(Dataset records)
>>>>

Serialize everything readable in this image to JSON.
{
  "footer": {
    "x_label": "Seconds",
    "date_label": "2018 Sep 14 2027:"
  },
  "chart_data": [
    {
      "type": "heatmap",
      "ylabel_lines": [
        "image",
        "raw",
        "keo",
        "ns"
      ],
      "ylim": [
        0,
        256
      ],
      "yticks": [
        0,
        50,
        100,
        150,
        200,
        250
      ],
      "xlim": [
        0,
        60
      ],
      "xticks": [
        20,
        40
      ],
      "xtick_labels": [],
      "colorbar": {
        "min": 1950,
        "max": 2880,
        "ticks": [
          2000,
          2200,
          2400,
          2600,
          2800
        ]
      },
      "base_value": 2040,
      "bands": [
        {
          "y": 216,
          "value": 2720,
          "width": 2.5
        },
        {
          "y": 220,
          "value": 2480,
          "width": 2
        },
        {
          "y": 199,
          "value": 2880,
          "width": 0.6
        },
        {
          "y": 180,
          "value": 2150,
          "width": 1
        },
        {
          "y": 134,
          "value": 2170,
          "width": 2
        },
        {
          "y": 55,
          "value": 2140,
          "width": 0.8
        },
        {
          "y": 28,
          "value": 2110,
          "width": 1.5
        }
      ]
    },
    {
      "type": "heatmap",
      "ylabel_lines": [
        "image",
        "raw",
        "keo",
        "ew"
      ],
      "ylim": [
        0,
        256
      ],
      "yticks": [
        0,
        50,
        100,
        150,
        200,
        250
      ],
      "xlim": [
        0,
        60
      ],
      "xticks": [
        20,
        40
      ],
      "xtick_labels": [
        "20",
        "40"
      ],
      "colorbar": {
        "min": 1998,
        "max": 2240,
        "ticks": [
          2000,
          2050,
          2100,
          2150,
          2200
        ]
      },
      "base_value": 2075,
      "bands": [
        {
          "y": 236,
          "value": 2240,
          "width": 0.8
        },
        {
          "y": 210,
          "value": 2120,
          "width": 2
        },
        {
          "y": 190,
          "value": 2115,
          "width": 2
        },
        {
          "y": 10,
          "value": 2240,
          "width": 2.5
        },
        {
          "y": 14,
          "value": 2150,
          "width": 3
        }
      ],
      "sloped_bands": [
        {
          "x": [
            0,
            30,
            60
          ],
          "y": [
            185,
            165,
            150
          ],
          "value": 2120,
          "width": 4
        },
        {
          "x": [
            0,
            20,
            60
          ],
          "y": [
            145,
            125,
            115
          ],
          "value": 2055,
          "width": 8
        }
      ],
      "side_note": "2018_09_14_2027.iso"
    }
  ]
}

<<<<

_What you should do_
Repeat the data above exactly.

_Task output_
Serialize everything readable in this image to JSON.
{
  "footer": {
    "x_label": "Seconds",
    "date_label": "2018 Sep 14 2027:"
  },
  "chart_data": [
    {
      "type": "heatmap",
      "ylabel_lines": [
        "image",
        "raw",
        "keo",
        "ns"
      ],
      "ylim": [
        0,
        256
      ],
      "yticks": [
        0,
        50,
        100,
        150,
        200,
        250
      ],
      "xlim": [
        0,
        60
      ],
      "xticks": [
        20,
        40
      ],
      "xtick_labels": [],
      "colorbar": {
        "min": 1950,
        "max": 2880,
        "ticks": [
          2000,
          2200,
          2400,
          2600,
          2800
        ]
      },
      "base_value": 2040,
      "bands": [
        {
          "y": 216,
          "value": 2720,
          "width": 2.5
        },
        {
          "y": 220,
          "value": 2480,
          "width": 2
        },
        {
          "y": 199,
          "value": 2880,
          "width": 0.6
        },
        {
          "y": 180,
          "value": 2150,
          "width": 1
        },
        {
          "y": 134,
          "value": 2170,
          "width": 2
        },
        {
          "y": 55,
          "value": 2140,
          "width": 0.8
        },
        {
          "y": 28,
          "value": 2110,
          "width": 1.5
        }
      ]
    },
    {
      "type": "heatmap",
      "ylabel_lines": [
        "image",
        "raw",
        "keo",
        "ew"
      ],
      "ylim": [
        0,
        256
      ],
      "yticks": [
        0,
        50,
        100,
        150,
        200,
        250
      ],
      "xlim": [
        0,
        60
      ],
      "xticks": [
        20,
        40
      ],
      "xtick_labels": [
        "20",
        "40"
      ],
      "colorbar": {
        "min": 1998,
        "max": 2240,
        "ticks": [
          2000,
          2050,
          2100,
          2150,
          2200
        ]
      },
      "base_value": 2075,
      "bands": [
        {
          "y": 236,
          "value": 2240,
          "width": 0.8
        },
        {
          "y": 210,
          "value": 2120,
          "width": 2
        },
        {
          "y": 190,
          "value": 2115,
          "width": 2
        },
        {
          "y": 10,
          "value": 2240,
          "width": 2.5
        },
        {
          "y": 14,
          "value": 2150,
          "width": 3
        }
      ],
      "sloped_bands": [
        {
          "x": [
            0,
            30,
            60
          ],
          "y": [
            185,
            165,
            150
          ],
          "value": 2120,
          "width": 4
        },
        {
          "x": [
            0,
            20,
            60
          ],
          "y": [
            145,
            125,
            115
          ],
          "value": 2055,
          "width": 8
        }
      ],
      "side_note": "2018_09_14_2027.iso"
    }
  ]
}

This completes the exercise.